> TASK PROMPT
Return each line of the records holding the string "introductions".

> INPUT RECORDS
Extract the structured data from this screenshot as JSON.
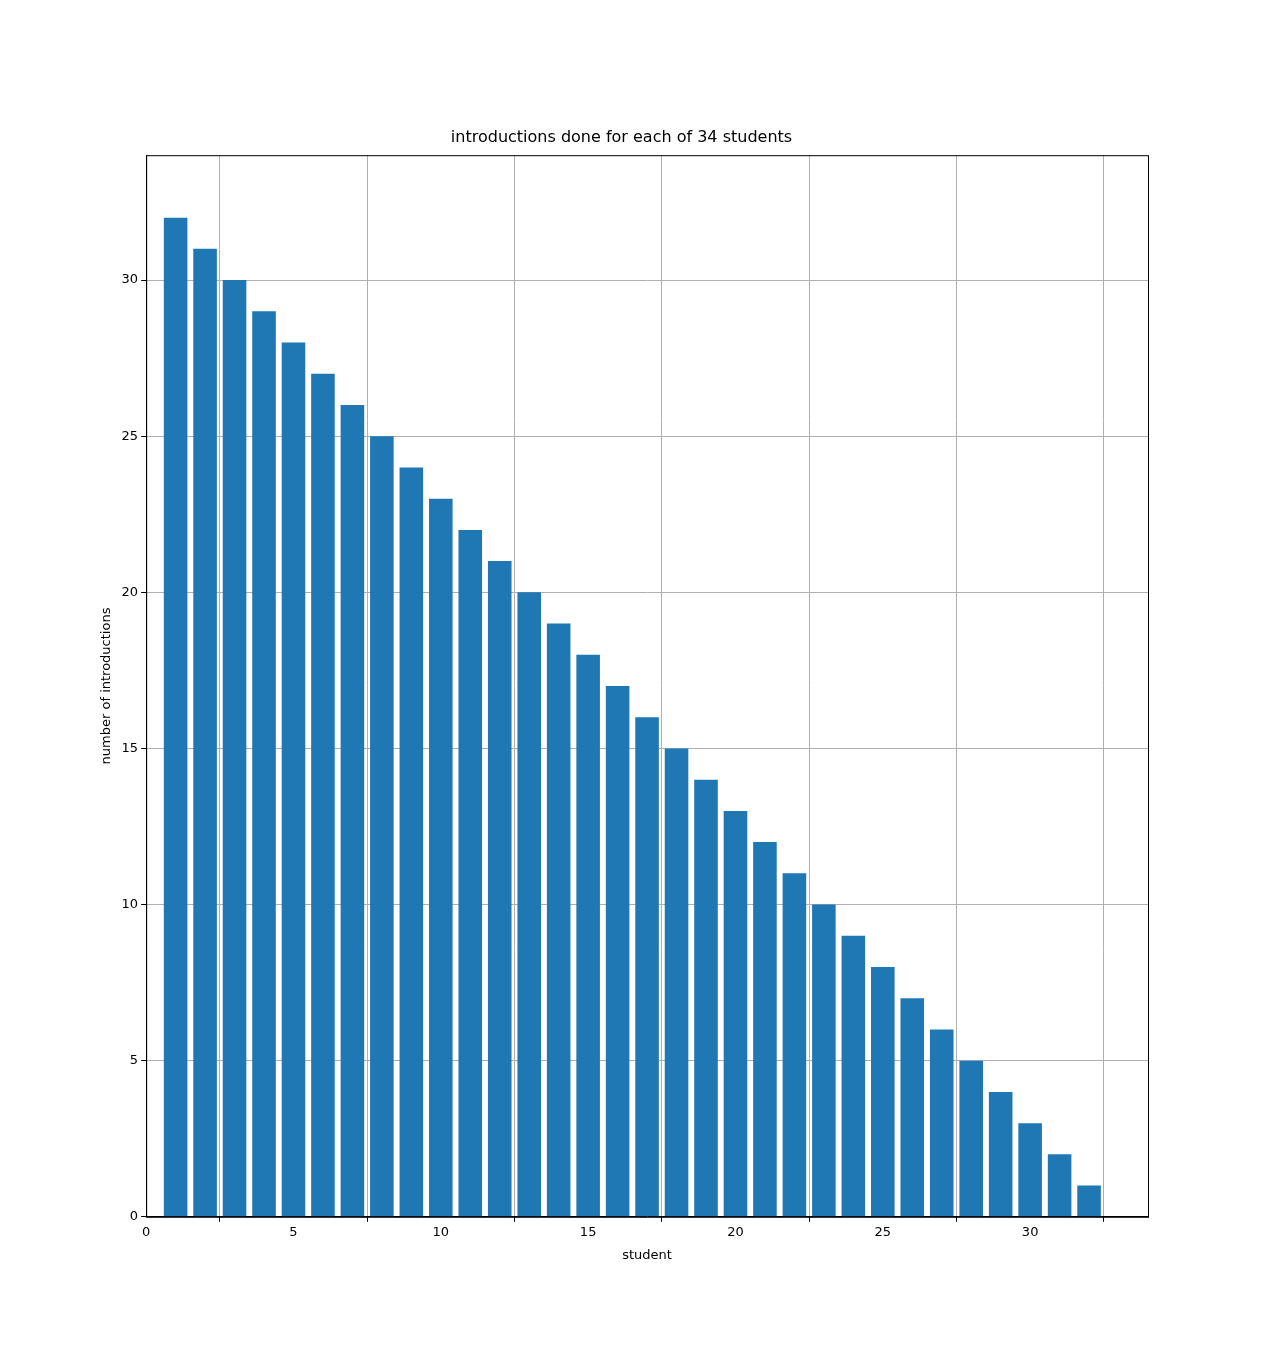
{
  "chart_data": {
    "type": "bar",
    "title": "introductions done for each of 34 students",
    "x_label": "student",
    "y_label": "number of introductions",
    "x": [
      1,
      2,
      3,
      4,
      5,
      6,
      7,
      8,
      9,
      10,
      11,
      12,
      13,
      14,
      15,
      16,
      17,
      18,
      19,
      20,
      21,
      22,
      23,
      24,
      25,
      26,
      27,
      28,
      29,
      30,
      31,
      32
    ],
    "values": [
      32,
      31,
      30,
      29,
      28,
      27,
      26,
      25,
      24,
      23,
      22,
      21,
      20,
      19,
      18,
      17,
      16,
      15,
      14,
      13,
      12,
      11,
      10,
      9,
      8,
      7,
      6,
      5,
      4,
      3,
      2,
      1
    ],
    "color": "#1f77b4",
    "xlim": [
      0,
      34
    ],
    "xticks": [
      0,
      5,
      10,
      15,
      20,
      25,
      30
    ],
    "ylim": [
      0,
      34
    ],
    "yticks": [
      0,
      5,
      10,
      15,
      20,
      25,
      30
    ],
    "grid": true
  }
}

> RESULT BELOW
    "title": "introductions done for each of 34 students",
    "y_label": "number of introductions",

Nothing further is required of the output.